* Start Document text *

In [1]:
import contextlib
import io

f = io.StringIO()
with contextlib.redirect_stdout(f):
    import numpy as np
    import pandas as pd
    from content_table import *
    import warnings
    warnings.filterwarnings("ignore", category=UserWarning)

## 0. Helper Functions and set-ups

- this includes data loading and index helplers that finds the user and animation id and their indices

In [3]:
# read all the datasets
df_1 = pd.read_csv("data/100x100.csv")
df_2 = pd.read_csv("data/100x100_2.csv")

# choose a random user
# chosen_user_1 = np.random.choice(df_1['u_id'].unique(), 1)[0]
# chosen_user_2 = np.random.choice(df_2['u_id'].unique(), 1)[0]
df, pivot = load_data("data/100x100.csv")
data_df = pivot
delta=df[['u_id', 'a_id', 'score']]

user_id_index_map = {u_id: idx for idx, u_id in enumerate(data_df.index)}
anime_id_index_map = {a_id: idx for idx, a_id in enumerate(data_df.columns)}

def user_id_to_index(uid):
    return user_id_index_map.get(uid, -1)  # returns -1 if uid not found

def anime_id_to_index(aid):
    return anime_id_index_map.get(aid, -1) # returns -1 if aid not found

# choose a static user
chosen_user_1 = 966
chosen_user_2 = 966

print(f"Chosen user 1: {chosen_user_1}")
print(f"Chosen user 2: {chosen_user_2}")

Chosen user 1: 966
Chosen user 2: 966


## 1. Baseline Model

The Baseline Model aims to predict missing entries in the matrix by accounting for deviations in user and item behaviors. Specifically, it models the predicted rating as a combination of:

- the global average rating,
- the individual user bias, and
- the individual item bias.

We express the **objective function** as:

$$
\min_{R \in \mathbb{R}^{m \times n}} \sum_{(u,i) \in \Delta} (R_{ui} - A_{ui})^2 + \lambda_1 \left( \sum_{u \in U} (b_u)^2 + \sum_{i \in I} (b_i)^2 \right)
$$

Where:

- $\Delta$ is the index set of observed entries  
- $U$ is the set of all users $\{u_1, u_2, \ldots, u_m\}$  
- $I$ is the set of all animes $\{i_1, i_2, \ldots, i_n\}$  
- $A \in \mathbb{R}^{m \times n}$ is the incomplete rating matrix, where $A_{ui}$ is user $u$'s actual rating of anime $i$  
- $R \in \mathbb{R}^{m \times n}$ is the completed rating matrix, where $R_{ui}$ is user $u$'s predicted rating of anime $i$  
- $b_u$ is the deviation of user $u$'s rating from the average  
- $b_i$ is the deviation of anime $i$'s rating from the average  
- $\lambda_1$ is the regularization parameter

Optionally, we can express the predicted rating as:

$$
R_{ui} = \mu + b_u + b_i
$$

Where $\mu$ is the mean of all known ratings.

* End Document text *

Directives:
**A.** In the anime rating notebook, what does the symbol $\mu$ represent in the predicted rating formula?
**B.** Carry on the anime rating notebook from the point where it stops.

* Start Stored rows *

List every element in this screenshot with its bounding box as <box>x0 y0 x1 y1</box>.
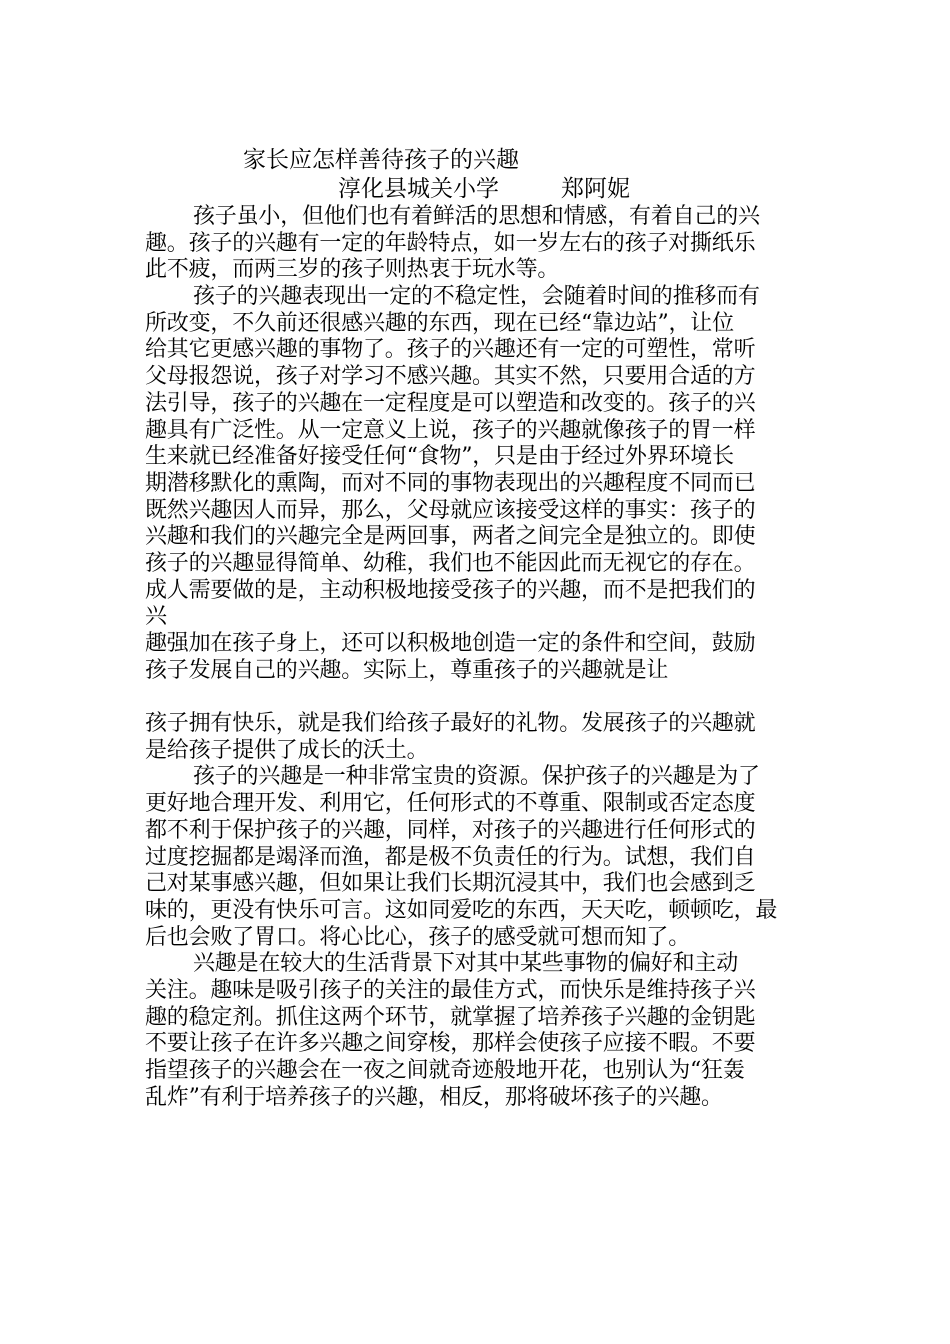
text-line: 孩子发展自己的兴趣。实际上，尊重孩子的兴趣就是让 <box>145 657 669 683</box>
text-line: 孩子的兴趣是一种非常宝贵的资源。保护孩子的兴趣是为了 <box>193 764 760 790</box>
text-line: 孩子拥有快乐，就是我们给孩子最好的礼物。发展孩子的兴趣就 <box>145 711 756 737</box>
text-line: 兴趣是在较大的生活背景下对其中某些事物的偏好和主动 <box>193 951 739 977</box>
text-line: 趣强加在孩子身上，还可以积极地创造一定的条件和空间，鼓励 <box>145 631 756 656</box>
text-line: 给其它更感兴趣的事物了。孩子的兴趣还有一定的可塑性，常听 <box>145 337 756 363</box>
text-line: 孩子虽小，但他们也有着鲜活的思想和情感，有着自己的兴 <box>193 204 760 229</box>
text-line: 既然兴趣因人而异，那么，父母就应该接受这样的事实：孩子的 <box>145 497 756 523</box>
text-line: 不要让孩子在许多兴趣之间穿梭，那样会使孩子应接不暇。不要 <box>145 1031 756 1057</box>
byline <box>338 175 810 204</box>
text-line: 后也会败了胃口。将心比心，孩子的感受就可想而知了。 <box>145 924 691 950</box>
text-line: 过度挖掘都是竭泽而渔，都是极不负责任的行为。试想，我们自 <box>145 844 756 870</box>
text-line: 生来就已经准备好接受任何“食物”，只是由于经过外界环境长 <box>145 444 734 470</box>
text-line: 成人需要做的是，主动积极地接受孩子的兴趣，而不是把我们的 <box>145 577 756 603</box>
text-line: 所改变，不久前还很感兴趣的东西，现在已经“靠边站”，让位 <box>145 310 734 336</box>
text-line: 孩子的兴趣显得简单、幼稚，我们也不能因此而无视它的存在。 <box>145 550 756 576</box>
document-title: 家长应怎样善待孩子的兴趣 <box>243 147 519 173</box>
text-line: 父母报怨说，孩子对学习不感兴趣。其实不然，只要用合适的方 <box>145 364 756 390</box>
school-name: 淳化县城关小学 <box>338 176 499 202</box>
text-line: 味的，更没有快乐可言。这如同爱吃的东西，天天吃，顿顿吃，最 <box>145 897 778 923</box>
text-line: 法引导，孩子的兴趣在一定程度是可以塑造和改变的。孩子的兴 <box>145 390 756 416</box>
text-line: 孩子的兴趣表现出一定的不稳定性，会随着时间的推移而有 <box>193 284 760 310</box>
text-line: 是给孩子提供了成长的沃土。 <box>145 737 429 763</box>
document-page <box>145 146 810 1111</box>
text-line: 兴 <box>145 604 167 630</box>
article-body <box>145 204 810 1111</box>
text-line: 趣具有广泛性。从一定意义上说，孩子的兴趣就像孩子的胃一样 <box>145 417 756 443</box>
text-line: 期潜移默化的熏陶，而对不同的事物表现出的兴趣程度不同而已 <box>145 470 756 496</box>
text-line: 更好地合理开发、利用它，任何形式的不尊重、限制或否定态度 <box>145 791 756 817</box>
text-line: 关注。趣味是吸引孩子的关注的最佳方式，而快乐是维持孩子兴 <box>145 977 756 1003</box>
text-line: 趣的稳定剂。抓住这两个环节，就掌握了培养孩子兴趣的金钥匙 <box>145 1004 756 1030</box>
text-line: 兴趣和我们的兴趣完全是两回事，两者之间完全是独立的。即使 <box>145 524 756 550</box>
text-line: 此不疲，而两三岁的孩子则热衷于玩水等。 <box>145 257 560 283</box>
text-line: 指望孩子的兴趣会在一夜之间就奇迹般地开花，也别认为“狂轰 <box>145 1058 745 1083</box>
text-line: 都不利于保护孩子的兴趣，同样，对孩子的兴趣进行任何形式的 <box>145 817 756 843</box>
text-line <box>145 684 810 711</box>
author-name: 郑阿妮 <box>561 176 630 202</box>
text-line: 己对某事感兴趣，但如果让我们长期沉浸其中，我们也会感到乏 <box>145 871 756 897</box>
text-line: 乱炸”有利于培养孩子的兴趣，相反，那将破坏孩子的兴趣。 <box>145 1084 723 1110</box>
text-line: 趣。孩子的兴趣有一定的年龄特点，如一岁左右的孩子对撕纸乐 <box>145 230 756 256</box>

* End Stored rows *
* Start Stored rows *

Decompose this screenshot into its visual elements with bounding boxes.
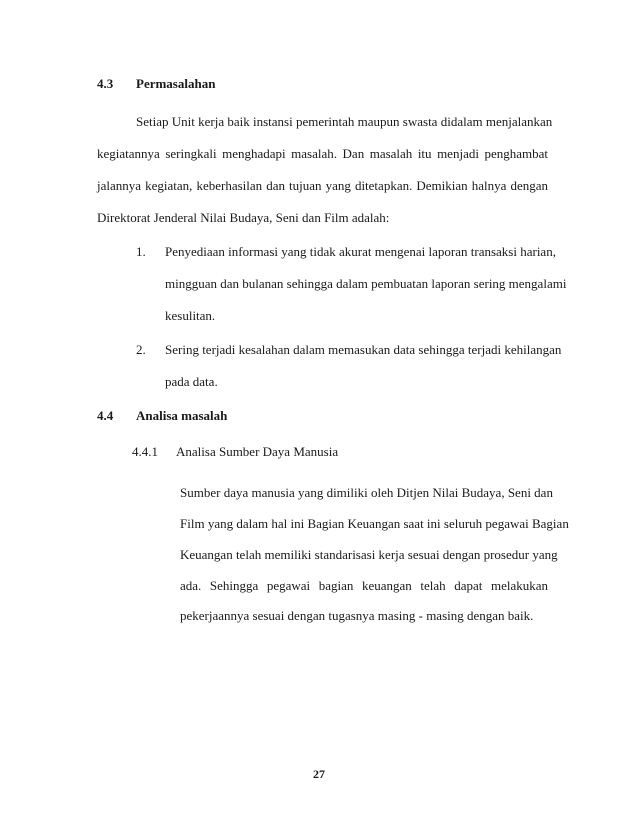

* End Stored rows *

Per-task outputs:
**A.** It is the mean of all known ratings.

**B.**
---

In summary, the first term of the objective function minimizes the squared error between the observed ratings $A_{ui}$ and the predicted ratings $R_{ui}$. The second term penalizes the sum of squared biases of users and items to avoid overfitting. The regularization parameter $\lambda_1 > 0$ discourages excessively large bias terms.

In [4]:
# baseline model lambda = 5, using dataset 1
baseline_matrix_1 = baseline_model(5, df_1)
recommend_anime(baseline_matrix_1, chosen_user_1, df_1)

Unnamed: 0,title,predicted_rating
0,Monster,8.435279
1,Steins;Gate,8.411371
2,Fullmetal Alchemist: Brotherhood,8.118812
3,Yojouhan Shinwa Taikei,8.06879
4,Ginga Eiyuu Densetsu,8.061904


In [5]:
# baseline model lambda = 5, using dataset 2
baseline_matrix_2 = baseline_model(5, df_2)
recommend_anime(baseline_matrix_2, chosen_user_2, df_2)

Unnamed: 0,title,predicted_rating
0,Gekkan Shoujo Nozaki-kun,8.816964
1,Tenkuu no Shiro Laputa,8.562032
2,Ping Pong the Animation,8.413421
3,Perfect Blue,8.363466
4,Sennen Joyuu,8.352636


## 2. $\ell_2$-Regularized Matrix Factorization Model (ALS)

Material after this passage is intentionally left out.